### What you should do:
Retype the lines exactly as they appear, covering the stretch from the line that contains "122, 19, 134]" through the line that contains "153, 8, 160]", including both of those lines.

Element placement data
--------

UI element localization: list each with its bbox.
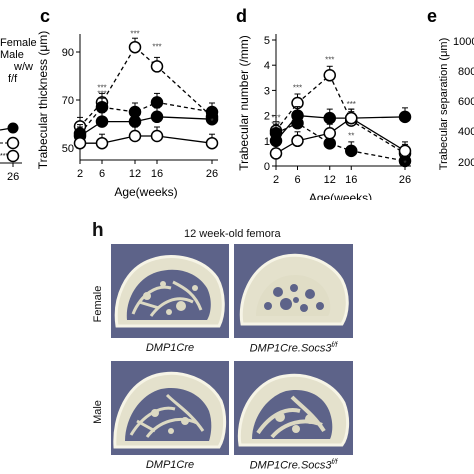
panel-b-point-filled	[7, 122, 19, 134]
caption-male-dmp1cre-socs3: DMP1Cre.Socs3f/f	[234, 459, 353, 472]
panel-letter-h: h	[92, 220, 104, 241]
significance-label: ***	[271, 114, 280, 123]
y-tick-label: 70	[62, 95, 74, 107]
y-tick-label: 3	[264, 85, 270, 97]
significance-label: **	[348, 131, 354, 140]
caption-female-dmp1cre-socs3: DMP1Cre.Socs3f/f	[234, 342, 353, 355]
x-tick-label: 2	[77, 168, 83, 180]
data-point-filled-dashed	[345, 144, 358, 158]
data-point-open-solid	[323, 126, 336, 140]
y-tick-label: 5	[264, 35, 270, 47]
significance-label: ***	[271, 120, 280, 129]
series-line-filled-dashed	[275, 122, 406, 162]
data-point-open-solid	[269, 147, 283, 160]
ct-image-female-dmp1cre-socs3	[234, 244, 353, 338]
data-point-open-solid	[398, 144, 412, 158]
ct-image-female-dmp1cre	[111, 244, 229, 338]
caption-male-dmp1cre-socs3-text: DMP1Cre.Socs3	[249, 459, 332, 472]
data-point-filled-solid	[150, 110, 164, 124]
panel-e-tick-200: 200	[458, 157, 474, 169]
x-tick-label: 2	[273, 174, 279, 186]
panel-b-partial: Female Male w/w f/f *** 26	[0, 37, 37, 183]
data-point-open-solid	[291, 134, 304, 148]
x-tick-label: 26	[399, 174, 411, 186]
significance-label: ***	[293, 83, 302, 92]
data-point-open-dashed	[150, 60, 164, 73]
data-point-open-solid	[95, 136, 109, 150]
y-tick-label: 50	[62, 143, 74, 155]
significance-label: ***	[325, 56, 334, 65]
panel-h-title: 12 week-old femora	[184, 228, 281, 240]
data-point-filled-solid	[398, 110, 412, 124]
legend-ff: f/f	[8, 73, 18, 85]
panel-b-sig: ***	[0, 153, 8, 160]
x-tick-label: 16	[345, 174, 357, 186]
row-label-female: Female	[92, 285, 104, 323]
caption-male-dmp1cre: DMP1Cre	[145, 459, 195, 471]
significance-label: *	[403, 159, 406, 168]
data-point-filled-solid	[323, 111, 336, 125]
x-tick-label: 6	[294, 174, 300, 186]
legend-male: Male	[0, 49, 24, 61]
panel-e-tick-1000: 1000	[453, 36, 474, 48]
data-point-open-solid	[128, 129, 142, 143]
caption-female-dmp1cre-socs3-text: DMP1Cre.Socs3	[249, 342, 332, 355]
series-line-open-dashed	[79, 46, 213, 127]
legend-ww: w/w	[13, 61, 33, 73]
significance-label: ***	[97, 89, 106, 98]
data-point-open-solid	[150, 129, 164, 143]
y-tick-label: 0	[264, 161, 270, 173]
significance-label: ***	[97, 83, 106, 92]
panel-e-ylabel: Trabecular separation (μm)	[438, 38, 450, 170]
caption-male-superscript: f/f	[331, 459, 338, 466]
data-point-open-solid	[73, 136, 87, 150]
y-tick-label: 1	[264, 136, 270, 148]
x-axis-label: Age(weeks)	[309, 191, 372, 200]
panel-b-point-open-2	[6, 149, 20, 163]
significance-label: ***	[152, 43, 161, 52]
panel-letter-e: e	[427, 6, 437, 26]
x-axis-label: Age(weeks)	[114, 185, 177, 199]
panel-b-x-tick-label: 26	[7, 171, 19, 183]
y-tick-label: 90	[62, 47, 74, 59]
data-point-open-solid	[205, 136, 219, 150]
significance-label: ***	[347, 100, 356, 109]
x-tick-label: 16	[151, 168, 163, 180]
legend-female: Female	[0, 37, 37, 49]
significance-label: *	[210, 117, 213, 126]
ct-image-male-dmp1cre-socs3	[234, 361, 353, 455]
y-tick-label: 2	[264, 111, 270, 123]
x-tick-label: 6	[99, 168, 105, 180]
panel-e-tick-400: 400	[458, 126, 474, 138]
row-label-male: Male	[92, 400, 104, 424]
x-tick-label: 12	[129, 168, 141, 180]
data-point-filled-solid	[291, 109, 304, 122]
data-point-open-dashed	[128, 40, 142, 54]
data-point-filled-solid	[95, 115, 109, 128]
ct-image-male-dmp1cre	[111, 361, 229, 455]
y-axis-label: Trabecular thickness (μm)	[36, 31, 50, 170]
data-point-filled-solid	[205, 112, 219, 126]
x-tick-label: 12	[324, 174, 336, 186]
y-axis-label: Trabecular number (/mm)	[237, 35, 251, 171]
caption-female-superscript: f/f	[331, 342, 338, 349]
panel-b-point-open	[6, 136, 20, 150]
y-tick-label: 4	[264, 60, 270, 72]
data-point-open-dashed	[323, 69, 336, 82]
panel-letter-d: d	[236, 6, 247, 26]
panel-e-partial: e Trabecular separation (μm) 1000 800 60…	[427, 6, 474, 170]
series-line-filled-dashed	[79, 101, 213, 135]
data-point-open-solid	[345, 111, 358, 125]
caption-female-dmp1cre: DMP1Cre	[145, 342, 195, 354]
significance-label: ***	[130, 29, 139, 38]
panel-letter-c: c	[40, 6, 50, 26]
panel-e-tick-600: 600	[458, 96, 474, 108]
panel-e-tick-800: 800	[458, 66, 474, 78]
x-tick-label: 26	[206, 168, 218, 180]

--------

### Reply to the task:
panel-b-point-filled	[7, 122, 19, 134]
caption-male-dmp1cre-socs3: DMP1Cre.Socs3f/f	[234, 459, 353, 472]
panel-letter-h: h	[92, 220, 104, 241]
significance-label: ***	[271, 114, 280, 123]
y-tick-label: 70	[62, 95, 74, 107]
y-tick-label: 3	[264, 85, 270, 97]
significance-label: **	[348, 131, 354, 140]
caption-female-dmp1cre-socs3: DMP1Cre.Socs3f/f	[234, 342, 353, 355]
x-tick-label: 2	[77, 168, 83, 180]
data-point-filled-dashed	[345, 144, 358, 158]
data-point-open-solid	[323, 126, 336, 140]
y-tick-label: 5	[264, 35, 270, 47]
significance-label: ***	[271, 120, 280, 129]
series-line-filled-dashed	[275, 122, 406, 162]
data-point-open-solid	[269, 147, 283, 160]
ct-image-female-dmp1cre-socs3	[234, 244, 353, 338]
data-point-open-solid	[398, 144, 412, 158]
ct-image-female-dmp1cre	[111, 244, 229, 338]
caption-male-dmp1cre-socs3-text: DMP1Cre.Socs3	[249, 459, 332, 472]
data-point-filled-solid	[150, 110, 164, 124]
panel-e-tick-200: 200	[458, 157, 474, 169]
x-tick-label: 2	[273, 174, 279, 186]
panel-b-partial: Female Male w/w f/f *** 26	[0, 37, 37, 183]
data-point-open-solid	[291, 134, 304, 148]
x-tick-label: 26	[399, 174, 411, 186]
significance-label: ***	[293, 83, 302, 92]
data-point-open-dashed	[150, 60, 164, 73]
data-point-open-solid	[95, 136, 109, 150]
y-tick-label: 50	[62, 143, 74, 155]
significance-label: ***	[325, 56, 334, 65]
panel-h-title: 12 week-old femora	[184, 228, 281, 240]
data-point-filled-solid	[398, 110, 412, 124]
legend-ff: f/f	[8, 73, 18, 85]
panel-b-sig: ***	[0, 153, 8, 160]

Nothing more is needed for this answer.